Problem description
Repeat the material below exactly, with no pictures.
• • •
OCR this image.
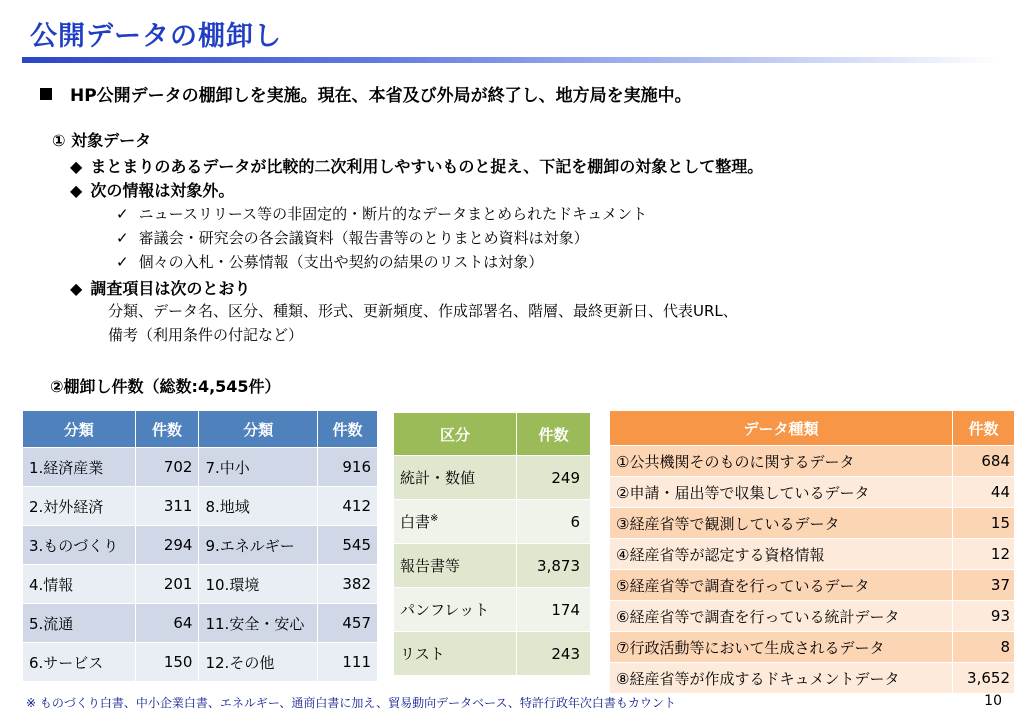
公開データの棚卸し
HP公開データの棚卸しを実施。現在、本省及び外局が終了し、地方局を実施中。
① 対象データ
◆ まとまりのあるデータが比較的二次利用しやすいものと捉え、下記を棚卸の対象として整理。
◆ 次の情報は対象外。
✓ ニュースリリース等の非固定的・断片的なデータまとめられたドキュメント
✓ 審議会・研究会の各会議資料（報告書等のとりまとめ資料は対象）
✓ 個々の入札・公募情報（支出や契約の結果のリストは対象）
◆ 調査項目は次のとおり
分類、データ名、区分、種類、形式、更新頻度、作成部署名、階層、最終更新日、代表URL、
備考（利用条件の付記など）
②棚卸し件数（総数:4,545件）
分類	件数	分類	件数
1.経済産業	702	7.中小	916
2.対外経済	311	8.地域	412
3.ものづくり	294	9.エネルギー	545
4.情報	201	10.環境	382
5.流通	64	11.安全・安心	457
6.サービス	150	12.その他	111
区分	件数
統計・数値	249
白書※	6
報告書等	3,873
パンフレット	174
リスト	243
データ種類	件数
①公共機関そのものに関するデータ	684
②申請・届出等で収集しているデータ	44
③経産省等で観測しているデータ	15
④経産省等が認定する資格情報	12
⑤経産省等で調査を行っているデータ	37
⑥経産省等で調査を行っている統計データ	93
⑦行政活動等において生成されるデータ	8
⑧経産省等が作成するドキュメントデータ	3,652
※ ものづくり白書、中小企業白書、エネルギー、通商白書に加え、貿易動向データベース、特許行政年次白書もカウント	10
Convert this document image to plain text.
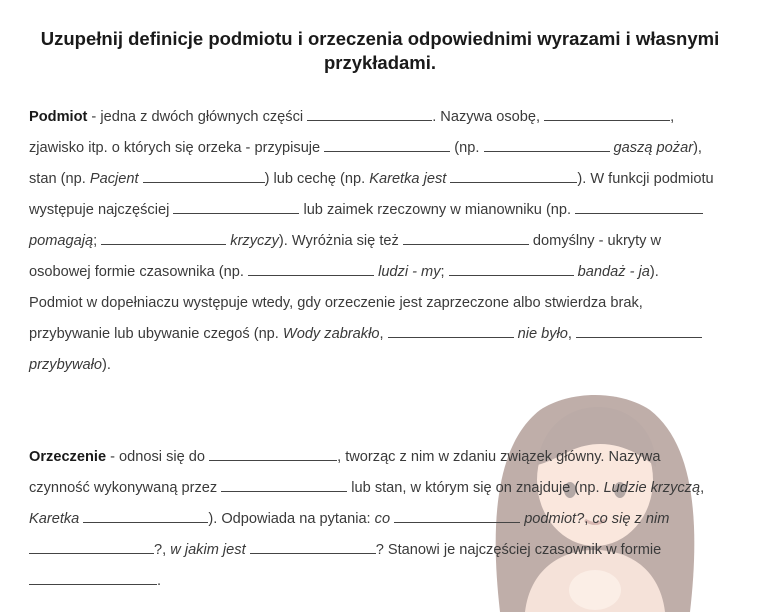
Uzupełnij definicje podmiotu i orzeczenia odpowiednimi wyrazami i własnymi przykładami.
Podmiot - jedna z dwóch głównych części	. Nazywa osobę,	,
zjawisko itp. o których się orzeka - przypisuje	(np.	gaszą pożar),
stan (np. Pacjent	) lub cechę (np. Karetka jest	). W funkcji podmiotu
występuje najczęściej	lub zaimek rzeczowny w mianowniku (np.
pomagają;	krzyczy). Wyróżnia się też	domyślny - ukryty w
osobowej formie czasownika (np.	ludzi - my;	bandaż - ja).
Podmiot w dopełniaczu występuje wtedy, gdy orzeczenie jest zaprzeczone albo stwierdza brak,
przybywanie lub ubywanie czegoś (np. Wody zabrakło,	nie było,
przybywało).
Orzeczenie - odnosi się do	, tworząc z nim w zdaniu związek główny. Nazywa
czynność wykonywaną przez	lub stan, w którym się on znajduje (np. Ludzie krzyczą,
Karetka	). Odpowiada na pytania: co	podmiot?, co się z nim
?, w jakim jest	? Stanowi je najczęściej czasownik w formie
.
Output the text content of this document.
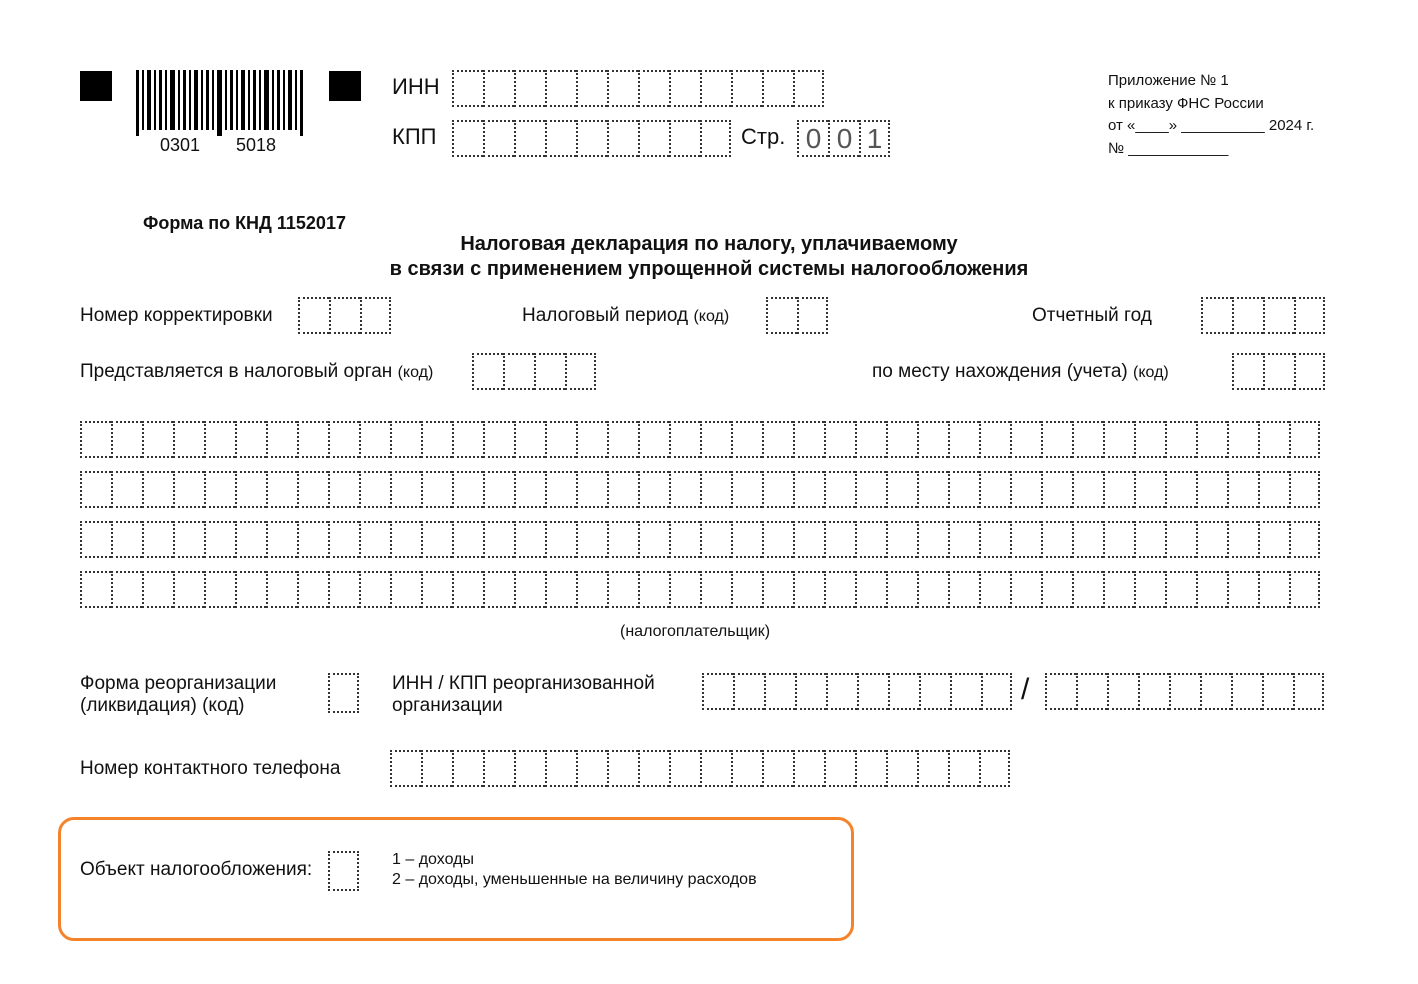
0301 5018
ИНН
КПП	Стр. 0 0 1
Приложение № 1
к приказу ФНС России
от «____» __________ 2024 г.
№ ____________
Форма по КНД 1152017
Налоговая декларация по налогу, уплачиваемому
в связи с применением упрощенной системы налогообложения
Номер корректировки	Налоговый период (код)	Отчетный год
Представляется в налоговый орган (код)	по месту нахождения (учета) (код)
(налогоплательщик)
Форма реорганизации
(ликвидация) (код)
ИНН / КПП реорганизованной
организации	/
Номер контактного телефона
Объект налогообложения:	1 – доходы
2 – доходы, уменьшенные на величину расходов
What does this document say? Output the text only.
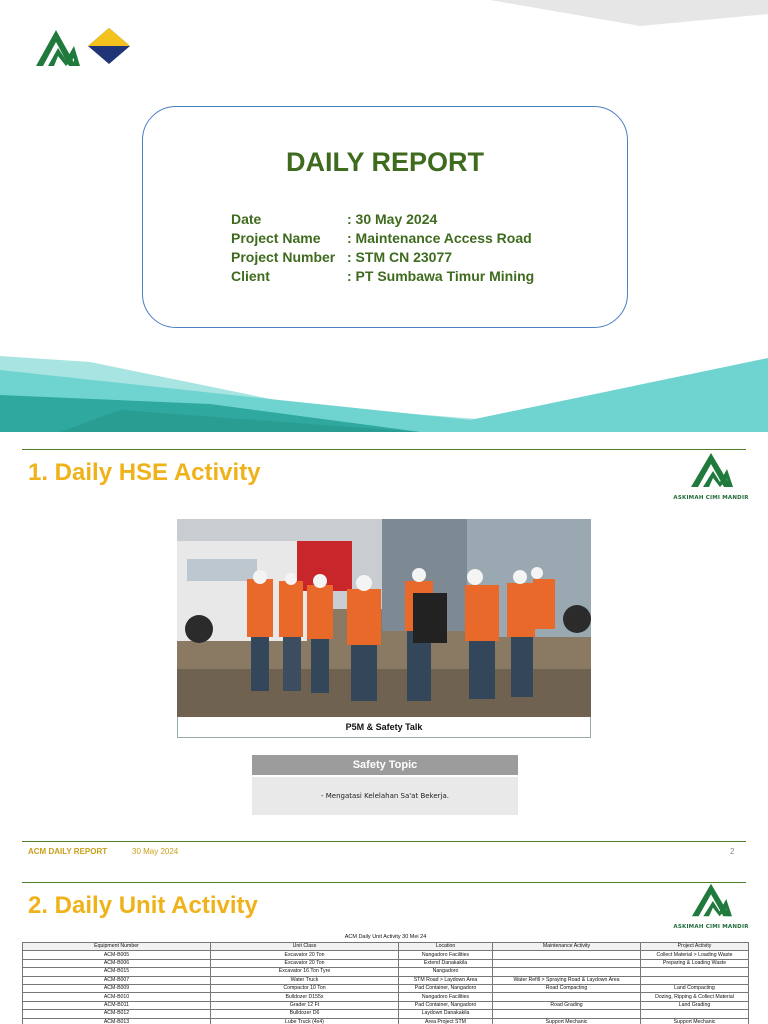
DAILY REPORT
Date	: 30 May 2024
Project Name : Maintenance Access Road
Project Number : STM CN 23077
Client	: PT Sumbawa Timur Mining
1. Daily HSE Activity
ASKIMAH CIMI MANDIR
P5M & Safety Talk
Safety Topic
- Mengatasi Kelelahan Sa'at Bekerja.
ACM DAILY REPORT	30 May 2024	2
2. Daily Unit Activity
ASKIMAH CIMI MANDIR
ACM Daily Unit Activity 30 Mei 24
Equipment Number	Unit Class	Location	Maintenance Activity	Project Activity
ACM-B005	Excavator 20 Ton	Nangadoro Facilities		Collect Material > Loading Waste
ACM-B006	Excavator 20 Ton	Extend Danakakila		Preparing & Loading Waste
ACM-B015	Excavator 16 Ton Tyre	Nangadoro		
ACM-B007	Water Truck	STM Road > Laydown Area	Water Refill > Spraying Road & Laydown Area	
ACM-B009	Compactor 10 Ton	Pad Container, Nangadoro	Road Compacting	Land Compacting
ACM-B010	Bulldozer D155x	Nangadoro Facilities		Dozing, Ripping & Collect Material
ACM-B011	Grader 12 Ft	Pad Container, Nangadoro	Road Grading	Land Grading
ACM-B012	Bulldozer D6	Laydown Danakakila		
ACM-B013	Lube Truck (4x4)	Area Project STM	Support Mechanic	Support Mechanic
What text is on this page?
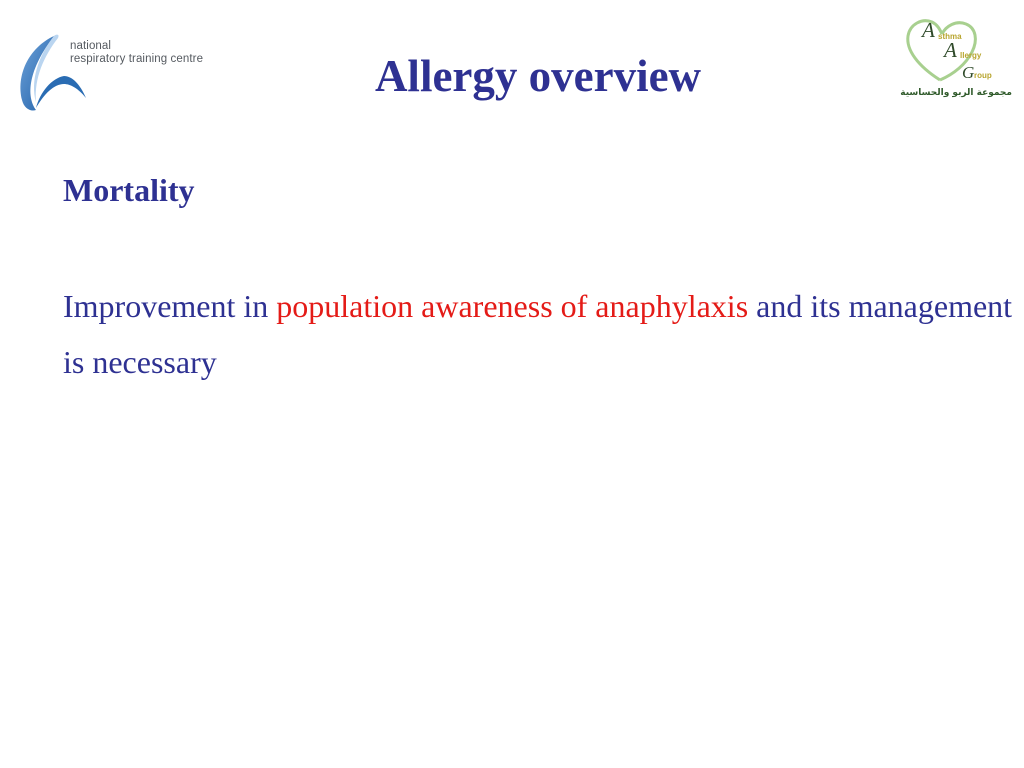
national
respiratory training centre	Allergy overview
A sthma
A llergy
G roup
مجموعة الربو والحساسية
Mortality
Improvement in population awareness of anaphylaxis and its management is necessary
• • •
Task solution
OCR this image.
公開データの棚卸し
HP公開データの棚卸しを実施。現在、本省及び外局が終了し、地方局を実施中。
① 対象データ
◆ まとまりのあるデータが比較的二次利用しやすいものと捉え、下記を棚卸の対象として整理。
◆ 次の情報は対象外。
✓ ニュースリリース等の非固定的・断片的なデータまとめられたドキュメント
✓ 審議会・研究会の各会議資料（報告書等のとりまとめ資料は対象）
✓ 個々の入札・公募情報（支出や契約の結果のリストは対象）
◆ 調査項目は次のとおり
分類、データ名、区分、種類、形式、更新頻度、作成部署名、階層、最終更新日、代表URL、
備考（利用条件の付記など）
②棚卸し件数（総数:4,545件）
分類	件数	分類	件数
1.経済産業	702	7.中小	916
2.対外経済	311	8.地域	412
3.ものづくり	294	9.エネルギー	545
4.情報	201	10.環境	382
5.流通	64	11.安全・安心	457
6.サービス	150	12.その他	111
区分	件数
統計・数値	249
白書※	6
報告書等	3,873
パンフレット	174
リスト	243
データ種類	件数
①公共機関そのものに関するデータ	684
②申請・届出等で収集しているデータ	44
③経産省等で観測しているデータ	15
④経産省等が認定する資格情報	12
⑤経産省等で調査を行っているデータ	37
⑥経産省等で調査を行っている統計データ	93
⑦行政活動等において生成されるデータ	8
⑧経産省等が作成するドキュメントデータ	3,652
※ ものづくり白書、中小企業白書、エネルギー、通商白書に加え、貿易動向データベース、特許行政年次白書もカウント	10
Convert this document image to plain text.
Uzupełnij definicje podmiotu i orzeczenia odpowiednimi wyrazami i własnymi przykładami.
Podmiot - jedna z dwóch głównych części	. Nazywa osobę,	,
zjawisko itp. o których się orzeka - przypisuje	(np.	gaszą pożar),
stan (np. Pacjent	) lub cechę (np. Karetka jest	). W funkcji podmiotu
występuje najczęściej	lub zaimek rzeczowny w mianowniku (np.
pomagają;	krzyczy). Wyróżnia się też	domyślny - ukryty w
osobowej formie czasownika (np.	ludzi - my;	bandaż - ja).
Podmiot w dopełniaczu występuje wtedy, gdy orzeczenie jest zaprzeczone albo stwierdza brak,
przybywanie lub ubywanie czegoś (np. Wody zabrakło,	nie było,
przybywało).
Orzeczenie - odnosi się do	, tworząc z nim w zdaniu związek główny. Nazywa
czynność wykonywaną przez	lub stan, w którym się on znajduje (np. Ludzie krzyczą,
Karetka	). Odpowiada na pytania: co	podmiot?, co się z nim
?, w jakim jest	? Stanowi je najczęściej czasownik w formie
.
Output the text content of this document.
0301 5018
ИНН
КПП	Стр. 0 0 1
Приложение № 1
к приказу ФНС России
от «____» __________ 2024 г.
№ ____________
Форма по КНД 1152017
Налоговая декларация по налогу, уплачиваемому
в связи с применением упрощенной системы налогообложения
Номер корректировки	Налоговый период (код)	Отчетный год
Представляется в налоговый орган (код)	по месту нахождения (учета) (код)
(налогоплательщик)
Форма реорганизации
(ликвидация) (код)
ИНН / КПП реорганизованной
организации	/
Номер контактного телефона
Объект налогообложения:	1 – доходы
2 – доходы, уменьшенные на величину расходов
What does this document say? Output the text only.
DAILY REPORT
Date	: 30 May 2024
Project Name : Maintenance Access Road
Project Number : STM CN 23077
Client	: PT Sumbawa Timur Mining
1. Daily HSE Activity
ASKIMAH CIMI MANDIR
P5M & Safety Talk
Safety Topic
- Mengatasi Kelelahan Sa'at Bekerja.
ACM DAILY REPORT	30 May 2024	2
2. Daily Unit Activity
ASKIMAH CIMI MANDIR
ACM Daily Unit Activity 30 Mei 24
Equipment Number	Unit Class	Location	Maintenance Activity	Project Activity
ACM-B005	Excavator 20 Ton	Nangadoro Facilities		Collect Material > Loading Waste
ACM-B006	Excavator 20 Ton	Extend Danakakila		Preparing & Loading Waste
ACM-B015	Excavator 16 Ton Tyre	Nangadoro		
ACM-B007	Water Truck	STM Road > Laydown Area	Water Refill > Spraying Road & Laydown Area	
ACM-B009	Compactor 10 Ton	Pad Container, Nangadoro	Road Compacting	Land Compacting
ACM-B010	Bulldozer D155x	Nangadoro Facilities		Dozing, Ripping & Collect Material
ACM-B011	Grader 12 Ft	Pad Container, Nangadoro	Road Grading	Land Grading
ACM-B012	Bulldozer D6	Laydown Danakakila		
ACM-B013	Lube Truck (4x4)	Area Project STM	Support Mechanic	Support Mechanic
What text is on this page?
national
respiratory training centre	Allergy overview
A sthma
A llergy
G roup
مجموعة الربو والحساسية
Mortality
Improvement in population awareness of anaphylaxis and its management is necessary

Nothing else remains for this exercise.